| The exercise |
Gather up the lines with the word "name" in them.

=== Source material ===

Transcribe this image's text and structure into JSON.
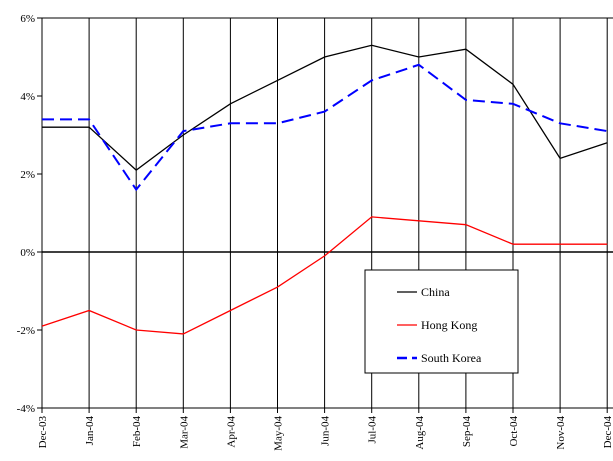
{
  "chart_data": {
    "type": "line",
    "title": "",
    "xlabel": "",
    "ylabel": "",
    "categories": [
      "Dec-03",
      "Jan-04",
      "Feb-04",
      "Mar-04",
      "Apr-04",
      "May-04",
      "Jun-04",
      "Jul-04",
      "Aug-04",
      "Sep-04",
      "Oct-04",
      "Nov-04",
      "Dec-04"
    ],
    "ylim": [
      -4,
      6
    ],
    "yticks": [
      -4,
      -2,
      0,
      2,
      4,
      6
    ],
    "ytick_labels": [
      "-4%",
      "-2%",
      "0%",
      "2%",
      "4%",
      "6%"
    ],
    "grid": "vertical",
    "legend_position": "bottom-right",
    "series": [
      {
        "name": "China",
        "color": "#000000",
        "dash": "solid",
        "values": [
          3.2,
          3.2,
          2.1,
          3.0,
          3.8,
          4.4,
          5.0,
          5.3,
          5.0,
          5.2,
          4.3,
          2.4,
          2.8
        ]
      },
      {
        "name": "Hong Kong",
        "color": "#ff0000",
        "dash": "solid",
        "values": [
          -1.9,
          -1.5,
          -2.0,
          -2.1,
          -1.5,
          -0.9,
          -0.1,
          0.9,
          0.8,
          0.7,
          0.2,
          0.2,
          0.2
        ]
      },
      {
        "name": "South Korea",
        "color": "#0000ff",
        "dash": "dashed",
        "values": [
          3.4,
          3.4,
          1.6,
          3.1,
          3.3,
          3.3,
          3.6,
          4.4,
          4.8,
          3.9,
          3.8,
          3.3,
          3.1
        ]
      }
    ]
  }
}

===

| Exercise answer |
        "name": "China",
        "name": "Hong Kong",
        "name": "South Korea",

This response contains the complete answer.